▶ **Data entries**:
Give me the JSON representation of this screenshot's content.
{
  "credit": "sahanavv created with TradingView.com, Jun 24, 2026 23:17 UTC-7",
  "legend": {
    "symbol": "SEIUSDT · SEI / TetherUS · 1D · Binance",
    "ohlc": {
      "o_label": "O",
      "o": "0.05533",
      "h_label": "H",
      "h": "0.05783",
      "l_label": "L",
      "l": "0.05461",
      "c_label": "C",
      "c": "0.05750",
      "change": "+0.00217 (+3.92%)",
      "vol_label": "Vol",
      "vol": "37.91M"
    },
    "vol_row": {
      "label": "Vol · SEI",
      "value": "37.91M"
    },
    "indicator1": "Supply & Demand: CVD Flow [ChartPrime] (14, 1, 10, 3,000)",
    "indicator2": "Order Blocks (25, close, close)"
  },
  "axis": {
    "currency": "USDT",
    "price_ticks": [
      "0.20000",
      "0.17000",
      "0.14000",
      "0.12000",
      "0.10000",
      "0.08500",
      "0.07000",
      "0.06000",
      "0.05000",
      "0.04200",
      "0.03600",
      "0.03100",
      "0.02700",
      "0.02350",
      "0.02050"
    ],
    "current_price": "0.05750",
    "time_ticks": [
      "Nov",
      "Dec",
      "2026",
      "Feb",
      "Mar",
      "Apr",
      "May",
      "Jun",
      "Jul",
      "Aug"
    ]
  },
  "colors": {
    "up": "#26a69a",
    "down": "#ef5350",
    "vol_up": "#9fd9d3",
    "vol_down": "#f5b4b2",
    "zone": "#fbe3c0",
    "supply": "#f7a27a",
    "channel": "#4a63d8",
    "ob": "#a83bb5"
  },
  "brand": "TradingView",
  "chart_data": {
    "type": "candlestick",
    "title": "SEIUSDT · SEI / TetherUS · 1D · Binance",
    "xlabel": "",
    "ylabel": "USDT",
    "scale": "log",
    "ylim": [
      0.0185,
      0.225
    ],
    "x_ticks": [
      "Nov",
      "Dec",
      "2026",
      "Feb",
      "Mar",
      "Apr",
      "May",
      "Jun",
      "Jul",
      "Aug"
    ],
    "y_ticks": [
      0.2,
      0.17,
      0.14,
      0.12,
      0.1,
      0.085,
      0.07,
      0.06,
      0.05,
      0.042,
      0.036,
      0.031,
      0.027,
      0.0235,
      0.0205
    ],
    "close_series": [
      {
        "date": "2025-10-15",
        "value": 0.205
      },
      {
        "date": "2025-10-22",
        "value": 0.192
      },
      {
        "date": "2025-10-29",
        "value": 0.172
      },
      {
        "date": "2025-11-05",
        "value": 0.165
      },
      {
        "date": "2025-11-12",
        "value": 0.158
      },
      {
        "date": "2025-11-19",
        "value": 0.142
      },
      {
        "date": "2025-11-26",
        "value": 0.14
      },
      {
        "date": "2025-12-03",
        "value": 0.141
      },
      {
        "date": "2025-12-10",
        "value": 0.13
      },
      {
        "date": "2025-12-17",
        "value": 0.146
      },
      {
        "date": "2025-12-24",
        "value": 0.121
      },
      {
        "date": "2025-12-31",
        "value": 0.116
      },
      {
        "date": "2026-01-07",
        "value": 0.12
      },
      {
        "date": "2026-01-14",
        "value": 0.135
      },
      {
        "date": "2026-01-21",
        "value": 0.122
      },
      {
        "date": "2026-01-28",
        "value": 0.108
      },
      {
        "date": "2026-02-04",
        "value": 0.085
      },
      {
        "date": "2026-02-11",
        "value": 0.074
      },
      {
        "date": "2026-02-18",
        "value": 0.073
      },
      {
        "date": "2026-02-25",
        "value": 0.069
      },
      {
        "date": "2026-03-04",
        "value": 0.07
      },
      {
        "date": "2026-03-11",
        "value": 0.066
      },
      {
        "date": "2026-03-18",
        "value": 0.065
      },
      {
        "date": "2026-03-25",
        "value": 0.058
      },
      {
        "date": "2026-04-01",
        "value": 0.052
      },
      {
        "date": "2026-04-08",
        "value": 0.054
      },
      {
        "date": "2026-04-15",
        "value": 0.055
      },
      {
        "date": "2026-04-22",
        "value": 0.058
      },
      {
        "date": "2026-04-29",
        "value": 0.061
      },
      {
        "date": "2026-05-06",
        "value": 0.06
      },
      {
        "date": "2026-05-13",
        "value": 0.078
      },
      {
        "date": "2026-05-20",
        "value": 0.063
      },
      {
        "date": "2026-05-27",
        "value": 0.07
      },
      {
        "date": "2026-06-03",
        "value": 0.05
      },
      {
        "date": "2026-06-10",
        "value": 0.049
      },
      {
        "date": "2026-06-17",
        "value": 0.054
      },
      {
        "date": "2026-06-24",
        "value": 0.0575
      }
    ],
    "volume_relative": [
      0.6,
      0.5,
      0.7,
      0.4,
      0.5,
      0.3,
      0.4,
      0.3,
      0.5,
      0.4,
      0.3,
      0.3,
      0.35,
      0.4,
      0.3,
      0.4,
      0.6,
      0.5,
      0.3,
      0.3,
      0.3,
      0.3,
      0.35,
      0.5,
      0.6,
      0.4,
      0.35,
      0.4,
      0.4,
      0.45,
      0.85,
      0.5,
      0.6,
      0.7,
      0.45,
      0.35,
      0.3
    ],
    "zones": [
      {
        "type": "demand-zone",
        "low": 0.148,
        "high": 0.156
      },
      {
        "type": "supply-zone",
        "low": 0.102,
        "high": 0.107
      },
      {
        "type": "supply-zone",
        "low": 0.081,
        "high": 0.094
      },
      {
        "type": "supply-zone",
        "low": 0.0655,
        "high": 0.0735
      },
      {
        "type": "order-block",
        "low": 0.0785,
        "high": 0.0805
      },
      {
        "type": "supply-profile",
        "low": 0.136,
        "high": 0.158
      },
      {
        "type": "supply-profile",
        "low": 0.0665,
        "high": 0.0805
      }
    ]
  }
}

▶ **Goal of the exercise**:
Write out all the lines again, exactly as they are.

▶ **Exercise solution**:
Give me the JSON representation of this screenshot's content.
{
  "credit": "sahanavv created with TradingView.com, Jun 24, 2026 23:17 UTC-7",
  "legend": {
    "symbol": "SEIUSDT · SEI / TetherUS · 1D · Binance",
    "ohlc": {
      "o_label": "O",
      "o": "0.05533",
      "h_label": "H",
      "h": "0.05783",
      "l_label": "L",
      "l": "0.05461",
      "c_label": "C",
      "c": "0.05750",
      "change": "+0.00217 (+3.92%)",
      "vol_label": "Vol",
      "vol": "37.91M"
    },
    "vol_row": {
      "label": "Vol · SEI",
      "value": "37.91M"
    },
    "indicator1": "Supply & Demand: CVD Flow [ChartPrime] (14, 1, 10, 3,000)",
    "indicator2": "Order Blocks (25, close, close)"
  },
  "axis": {
    "currency": "USDT",
    "price_ticks": [
      "0.20000",
      "0.17000",
      "0.14000",
      "0.12000",
      "0.10000",
      "0.08500",
      "0.07000",
      "0.06000",
      "0.05000",
      "0.04200",
      "0.03600",
      "0.03100",
      "0.02700",
      "0.02350",
      "0.02050"
    ],
    "current_price": "0.05750",
    "time_ticks": [
      "Nov",
      "Dec",
      "2026",
      "Feb",
      "Mar",
      "Apr",
      "May",
      "Jun",
      "Jul",
      "Aug"
    ]
  },
  "colors": {
    "up": "#26a69a",
    "down": "#ef5350",
    "vol_up": "#9fd9d3",
    "vol_down": "#f5b4b2",
    "zone": "#fbe3c0",
    "supply": "#f7a27a",
    "channel": "#4a63d8",
    "ob": "#a83bb5"
  },
  "brand": "TradingView",
  "chart_data": {
    "type": "candlestick",
    "title": "SEIUSDT · SEI / TetherUS · 1D · Binance",
    "xlabel": "",
    "ylabel": "USDT",
    "scale": "log",
    "ylim": [
      0.0185,
      0.225
    ],
    "x_ticks": [
      "Nov",
      "Dec",
      "2026",
      "Feb",
      "Mar",
      "Apr",
      "May",
      "Jun",
      "Jul",
      "Aug"
    ],
    "y_ticks": [
      0.2,
      0.17,
      0.14,
      0.12,
      0.1,
      0.085,
      0.07,
      0.06,
      0.05,
      0.042,
      0.036,
      0.031,
      0.027,
      0.0235,
      0.0205
    ],
    "close_series": [
      {
        "date": "2025-10-15",
        "value": 0.205
      },
      {
        "date": "2025-10-22",
        "value": 0.192
      },
      {
        "date": "2025-10-29",
        "value": 0.172
      },
      {
        "date": "2025-11-05",
        "value": 0.165
      },
      {
        "date": "2025-11-12",
        "value": 0.158
      },
      {
        "date": "2025-11-19",
        "value": 0.142
      },
      {
        "date": "2025-11-26",
        "value": 0.14
      },
      {
        "date": "2025-12-03",
        "value": 0.141
      },
      {
        "date": "2025-12-10",
        "value": 0.13
      },
      {
        "date": "2025-12-17",
        "value": 0.146
      },
      {
        "date": "2025-12-24",
        "value": 0.121
      },
      {
        "date": "2025-12-31",
        "value": 0.116
      },
      {
        "date": "2026-01-07",
        "value": 0.12
      },
      {
        "date": "2026-01-14",
        "value": 0.135
      },
      {
        "date": "2026-01-21",
        "value": 0.122
      },
      {
        "date": "2026-01-28",
        "value": 0.108
      },
      {
        "date": "2026-02-04",
        "value": 0.085
      },
      {
        "date": "2026-02-11",
        "value": 0.074
      },
      {
        "date": "2026-02-18",
        "value": 0.073
      },
      {
        "date": "2026-02-25",
        "value": 0.069
      },
      {
        "date": "2026-03-04",
        "value": 0.07
      },
      {
        "date": "2026-03-11",
        "value": 0.066
      },
      {
        "date": "2026-03-18",
        "value": 0.065
      },
      {
        "date": "2026-03-25",
        "value": 0.058
      },
      {
        "date": "2026-04-01",
        "value": 0.052
      },
      {
        "date": "2026-04-08",
        "value": 0.054
      },
      {
        "date": "2026-04-15",
        "value": 0.055
      },
      {
        "date": "2026-04-22",
        "value": 0.058
      },
      {
        "date": "2026-04-29",
        "value": 0.061
      },
      {
        "date": "2026-05-06",
        "value": 0.06
      },
      {
        "date": "2026-05-13",
        "value": 0.078
      },
      {
        "date": "2026-05-20",
        "value": 0.063
      },
      {
        "date": "2026-05-27",
        "value": 0.07
      },
      {
        "date": "2026-06-03",
        "value": 0.05
      },
      {
        "date": "2026-06-10",
        "value": 0.049
      },
      {
        "date": "2026-06-17",
        "value": 0.054
      },
      {
        "date": "2026-06-24",
        "value": 0.0575
      }
    ],
    "volume_relative": [
      0.6,
      0.5,
      0.7,
      0.4,
      0.5,
      0.3,
      0.4,
      0.3,
      0.5,
      0.4,
      0.3,
      0.3,
      0.35,
      0.4,
      0.3,
      0.4,
      0.6,
      0.5,
      0.3,
      0.3,
      0.3,
      0.3,
      0.35,
      0.5,
      0.6,
      0.4,
      0.35,
      0.4,
      0.4,
      0.45,
      0.85,
      0.5,
      0.6,
      0.7,
      0.45,
      0.35,
      0.3
    ],
    "zones": [
      {
        "type": "demand-zone",
        "low": 0.148,
        "high": 0.156
      },
      {
        "type": "supply-zone",
        "low": 0.102,
        "high": 0.107
      },
      {
        "type": "supply-zone",
        "low": 0.081,
        "high": 0.094
      },
      {
        "type": "supply-zone",
        "low": 0.0655,
        "high": 0.0735
      },
      {
        "type": "order-block",
        "low": 0.0785,
        "high": 0.0805
      },
      {
        "type": "supply-profile",
        "low": 0.136,
        "high": 0.158
      },
      {
        "type": "supply-profile",
        "low": 0.0665,
        "high": 0.0805
      }
    ]
  }
}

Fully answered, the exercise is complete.